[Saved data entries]
--- --- ---

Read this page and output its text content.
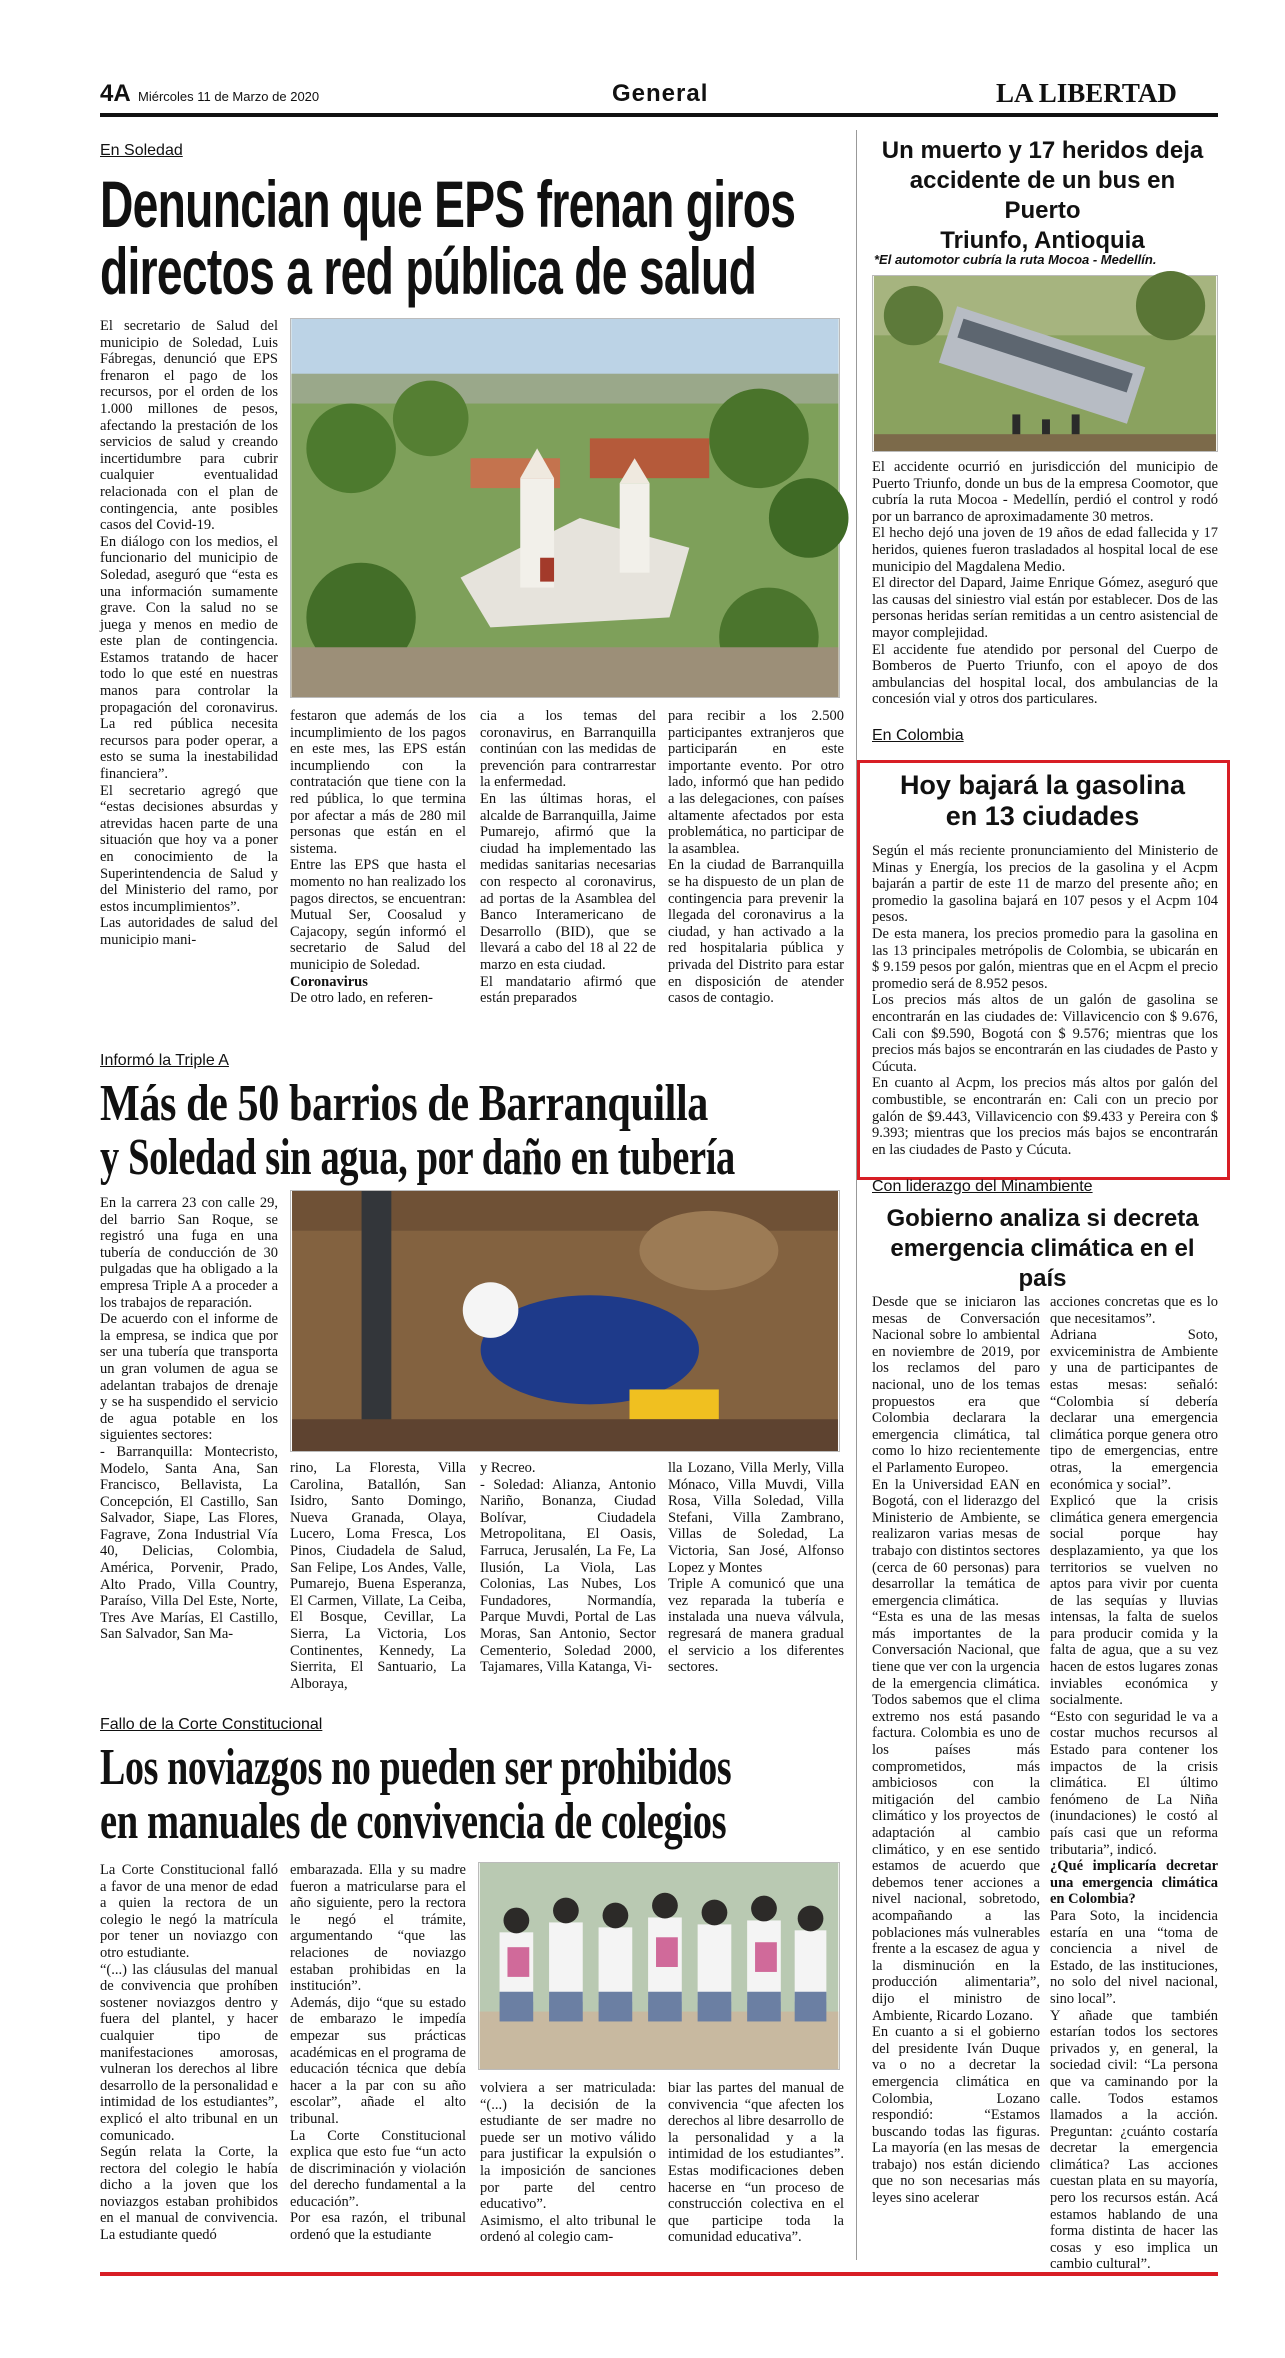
4A Miércoles 11 de Marzo de 2020	General	LA LIBERTAD
En Soledad
Denuncian que EPS frenan giros
directos a red pública de salud

El secretario de Salud del municipio de Soledad, Luis Fábregas, denunció que EPS frenaron el pago de los recursos, por el orden de los 1.000 millones de pesos, afectando la prestación de los servicios de salud y creando incertidumbre para cubrir cualquier eventualidad relacionada con el plan de contingencia, ante posibles casos del Covid-19.

En diálogo con los medios, el funcionario del municipio de Soledad, aseguró que “esta es una información sumamente grave. Con la salud no se juega y menos en medio de este plan de contingencia. Estamos tratando de hacer todo lo que esté en nuestras manos para controlar la propagación del coronavirus. La red pública necesita recursos para poder operar, a esto se suma la inestabilidad financiera”.

El secretario agregó que “estas decisiones absurdas y atrevidas hacen parte de una situación que hoy va a poner en conocimiento de la Superintendencia de Salud y del Ministerio del ramo, por estos incumplimientos”.

Las autoridades de salud del municipio mani-

festaron que además de los incumplimiento de los pagos en este mes, las EPS están incumpliendo con la contratación que tiene con la red pública, lo que termina por afectar a más de 280 mil personas que están en el sistema.

Entre las EPS que hasta el momento no han realizado los pagos directos, se encuentran: Mutual Ser, Coosalud y Cajacopy, según informó el secretario de Salud del municipio de Soledad.

Coronavirus

De otro lado, en referen-

cia a los temas del coronavirus, en Barranquilla continúan con las medidas de prevención para contrarrestar la enfermedad.

En las últimas horas, el alcalde de Barranquilla, Jaime Pumarejo, afirmó que la ciudad ha implementado las medidas sanitarias necesarias con respecto al coronavirus, ad portas de la Asamblea del Banco Interamericano de Desarrollo (BID), que se llevará a cabo del 18 al 22 de marzo en esta ciudad.

El mandatario afirmó que están preparados

para recibir a los 2.500 participantes extranjeros que participarán en este importante evento. Por otro lado, informó que han pedido a las delegaciones, con países altamente afectados por esta problemática, no participar de la asamblea.

En la ciudad de Barranquilla se ha dispuesto de un plan de contingencia para prevenir la llegada del coronavirus a la ciudad, y han activado a la red hospitalaria pública y privada del Distrito para estar en disposición de atender casos de contagio.

Informó la Triple A
Más de 50 barrios de Barranquilla
y Soledad sin agua, por daño en tubería

En la carrera 23 con calle 29, del barrio San Roque, se registró una fuga en una tubería de conducción de 30 pulgadas que ha obligado a la empresa Triple A a proceder a los trabajos de reparación.

De acuerdo con el informe de la empresa, se indica que por ser una tubería que transporta un gran volumen de agua se adelantan trabajos de drenaje y se ha suspendido el servicio de agua potable en los siguientes sectores:

- Barranquilla: Montecristo, Modelo, Santa Ana, San Francisco, Bellavista, La Concepción, El Castillo, San Salvador, Siape, Las Flores, Fagrave, Zona Industrial Vía 40, Delicias, Colombia, América, Porvenir, Prado, Alto Prado, Villa Country, Paraíso, Villa Del Este, Norte, Tres Ave Marías, El Castillo, San Salvador, San Ma-

rino, La Floresta, Villa Carolina, Batallón, San Isidro, Santo Domingo, Nueva Granada, Olaya, Lucero, Loma Fresca, Los Pinos, Ciudadela de Salud, San Felipe, Los Andes, Valle, Pumarejo, Buena Esperanza, El Carmen, Villate, La Ceiba, El Bosque, Cevillar, La Sierra, La Victoria, Los Continentes, Kennedy, La Sierrita, El Santuario, La Alboraya,

y Recreo.

- Soledad: Alianza, Antonio Nariño, Bonanza, Ciudad Bolívar, Ciudadela Metropolitana, El Oasis, Farruca, Jerusalén, La Fe, La Ilusión, La Viola, Las Colonias, Las Nubes, Los Fundadores, Normandía, Parque Muvdi, Portal de Las Moras, San Antonio, Sector Cementerio, Soledad 2000, Tajamares, Villa Katanga, Vi-

lla Lozano, Villa Merly, Villa Mónaco, Villa Muvdi, Villa Rosa, Villa Soledad, Villa Stefani, Villa Zambrano, Villas de Soledad, La Victoria, San José, Alfonso Lopez y Montes

Triple A comunicó que una vez reparada la tubería e instalada una nueva válvula, regresará de manera gradual el servicio a los diferentes sectores.

Fallo de la Corte Constitucional
Los noviazgos no pueden ser prohibidos
en manuales de convivencia de colegios

La Corte Constitucional falló a favor de una menor de edad a quien la rectora de un colegio le negó la matrícula por tener un noviazgo con otro estudiante.

“(...) las cláusulas del manual de convivencia que prohíben sostener noviazgos dentro y fuera del plantel, y hacer cualquier tipo de manifestaciones amorosas, vulneran los derechos al libre desarrollo de la personalidad e intimidad de los estudiantes”, explicó el alto tribunal en un comunicado.

Según relata la Corte, la rectora del colegio le había dicho a la joven que los noviazgos estaban prohibidos en el manual de convivencia. La estudiante quedó

embarazada. Ella y su madre fueron a matricularse para el año siguiente, pero la rectora le negó el trámite, argumentando “que las relaciones de noviazgo estaban prohibidas en la institución”.

Además, dijo “que su estado de embarazo le impedía empezar sus prácticas académicas en el programa de educación técnica que debía hacer a la par con su año escolar”, añade el alto tribunal.

La Corte Constitucional explica que esto fue “un acto de discriminación y violación del derecho fundamental a la educación”.

Por esa razón, el tribunal ordenó que la estudiante

volviera a ser matriculada: “(...) la decisión de la estudiante de ser madre no puede ser un motivo válido para justificar la expulsión o la imposición de sanciones por parte del centro educativo”.

Asimismo, el alto tribunal le ordenó al colegio cam-

biar las partes del manual de convivencia “que afecten los derechos al libre desarrollo de la personalidad y a la intimidad de los estudiantes”. Estas modificaciones deben hacerse en “un proceso de construcción colectiva en el que participe toda la comunidad educativa”.

Un muerto y 17 heridos deja
accidente de un bus en Puerto
Triunfo, Antioquia
*El automotor cubría la ruta Mocoa - Medellín.

El accidente ocurrió en jurisdicción del municipio de Puerto Triunfo, donde un bus de la empresa Coomotor, que cubría la ruta Mocoa - Medellín, perdió el control y rodó por un barranco de aproximadamente 30 metros.

El hecho dejó una joven de 19 años de edad fallecida y 17 heridos, quienes fueron trasladados al hospital local de ese municipio del Magdalena Medio.

El director del Dapard, Jaime Enrique Gómez, aseguró que las causas del siniestro vial están por establecer. Dos de las personas heridas serían remitidas a un centro asistencial de mayor complejidad.

El accidente fue atendido por personal del Cuerpo de Bomberos de Puerto Triunfo, con el apoyo de dos ambulancias del hospital local, dos ambulancias de la concesión vial y otros dos particulares.

En Colombia
Hoy bajará la gasolina
en 13 ciudades

Según el más reciente pronunciamiento del Ministerio de Minas y Energía, los precios de la gasolina y el Acpm bajarán a partir de este 11 de marzo del presente año; en promedio la gasolina bajará en 107 pesos y el Acpm 104 pesos.

De esta manera, los precios promedio para la gasolina en las 13 principales metrópolis de Colombia, se ubicarán en $ 9.159 pesos por galón, mientras que en el Acpm el precio promedio será de 8.952 pesos.

Los precios más altos de un galón de gasolina se encontrarán en las ciudades de: Villavicencio con $ 9.676, Cali con $9.590, Bogotá con $ 9.576; mientras que los precios más bajos se encontrarán en las ciudades de Pasto y Cúcuta.

En cuanto al Acpm, los precios más altos por galón del combustible, se encontrarán en: Cali con un precio por galón de $9.443, Villavicencio con $9.433 y Pereira con $ 9.393; mientras que los precios más bajos se encontrarán en las ciudades de Pasto y Cúcuta.

Con liderazgo del Minambiente
Gobierno analiza si decreta
emergencia climática en el país

Desde que se iniciaron las mesas de Conversación Nacional sobre lo ambiental en noviembre de 2019, por los reclamos del paro nacional, uno de los temas propuestos era que Colombia declarara la emergencia climática, tal como lo hizo recientemente el Parlamento Europeo.

En la Universidad EAN en Bogotá, con el liderazgo del Ministerio de Ambiente, se realizaron varias mesas de trabajo con distintos sectores (cerca de 60 personas) para desarrollar la temática de emergencia climática.

“Esta es una de las mesas más importantes de la Conversación Nacional, que tiene que ver con la urgencia de la emergencia climática. Todos sabemos que el clima extremo nos está pasando factura. Colombia es uno de los países más comprometidos, más ambiciosos con la mitigación del cambio climático y los proyectos de adaptación al cambio climático, y en ese sentido estamos de acuerdo que debemos tener acciones a nivel nacional, sobretodo, acompañando a las poblaciones más vulnerables frente a la escasez de agua y la disminución en la producción alimentaria”, dijo el ministro de Ambiente, Ricardo Lozano.

En cuanto a si el gobierno del presidente Iván Duque va o no a decretar la emergencia climática en Colombia, Lozano respondió: “Estamos buscando todas las figuras. La mayoría (en las mesas de trabajo) nos están diciendo que no son necesarias más leyes sino acelerar

acciones concretas que es lo que necesitamos”.

Adriana Soto, exviceministra de Ambiente y una de participantes de estas mesas: señaló: “Colombia sí debería declarar una emergencia climática porque genera otro tipo de emergencias, entre otras, la emergencia económica y social”.

Explicó que la crisis climática genera emergencia social porque hay desplazamiento, ya que los territorios se vuelven no aptos para vivir por cuenta de las sequías y lluvias intensas, la falta de suelos para producir comida y la falta de agua, que a su vez hacen de estos lugares zonas inviables económica y socialmente.

“Esto con seguridad le va a costar muchos recursos al Estado para contener los impactos de la crisis climática. El último fenómeno de La Niña (inundaciones) le costó al país casi que un reforma tributaria”, indicó.

¿Qué implicaría decretar una emergencia climática en Colombia?

Para Soto, la incidencia estaría en una “toma de conciencia a nivel de Estado, de las instituciones, no solo del nivel nacional, sino local”.

Y añade que también estarían todos los sectores privados y, en general, la sociedad civil: “La persona que va caminando por la calle. Todos estamos llamados a la acción. Preguntan: ¿cuánto costaría decretar la emergencia climática? Las acciones cuestan plata en su mayoría, pero los recursos están. Acá estamos hablando de una forma distinta de hacer las cosas y eso implica un cambio cultural”.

--- --- ---

▶ [What the task requires]: Extract from the data every line where "crisis" shows up.

▶ [Your solution]:
Explicó que la crisis climática genera emergencia social porque hay desplazamiento, ya que los territorios se vuelven no aptos para vivir por cuenta de las sequías y lluvias intensas, la falta de suelos para producir comida y la falta de agua, que a su vez hacen de estos lugares zonas inviables económica y socialmente.
“Esto con seguridad le va a costar muchos recursos al Estado para contener los impactos de la crisis climática. El último fenómeno de La Niña (inundaciones) le costó al país casi que un reforma tributaria”, indicó.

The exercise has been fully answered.